■ Data records ■
****
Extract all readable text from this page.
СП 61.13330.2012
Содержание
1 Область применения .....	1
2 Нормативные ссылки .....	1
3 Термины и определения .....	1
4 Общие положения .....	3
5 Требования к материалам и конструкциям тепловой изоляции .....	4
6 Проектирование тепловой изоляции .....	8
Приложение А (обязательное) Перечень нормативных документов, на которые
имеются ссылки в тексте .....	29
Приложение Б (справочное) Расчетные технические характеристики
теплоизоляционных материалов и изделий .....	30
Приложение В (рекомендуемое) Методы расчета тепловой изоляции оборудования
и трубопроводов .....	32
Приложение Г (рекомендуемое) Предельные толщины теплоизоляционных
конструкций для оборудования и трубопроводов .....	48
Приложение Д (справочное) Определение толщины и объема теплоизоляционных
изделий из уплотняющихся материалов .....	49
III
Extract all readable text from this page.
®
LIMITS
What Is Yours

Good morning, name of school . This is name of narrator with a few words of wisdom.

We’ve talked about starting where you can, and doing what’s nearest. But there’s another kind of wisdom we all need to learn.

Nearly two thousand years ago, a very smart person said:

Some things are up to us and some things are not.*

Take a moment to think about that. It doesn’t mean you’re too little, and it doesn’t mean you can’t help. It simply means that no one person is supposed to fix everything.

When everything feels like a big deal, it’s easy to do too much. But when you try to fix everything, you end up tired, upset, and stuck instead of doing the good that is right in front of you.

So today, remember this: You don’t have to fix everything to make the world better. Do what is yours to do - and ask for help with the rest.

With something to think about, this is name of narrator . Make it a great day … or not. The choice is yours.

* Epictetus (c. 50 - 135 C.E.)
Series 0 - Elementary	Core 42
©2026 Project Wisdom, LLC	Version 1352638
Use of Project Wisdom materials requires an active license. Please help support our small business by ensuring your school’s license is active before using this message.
****
Scan the material for lines with the word "Приложение", and copy each line you find.

Приложение А (обязательное) Перечень нормативных документов, на которые
Приложение Б (справочное) Расчетные технические характеристики
Приложение В (рекомендуемое) Методы расчета тепловой изоляции оборудования
Приложение Г (рекомендуемое) Предельные толщины теплоизоляционных
Приложение Д (справочное) Определение толщины и объема теплоизоляционных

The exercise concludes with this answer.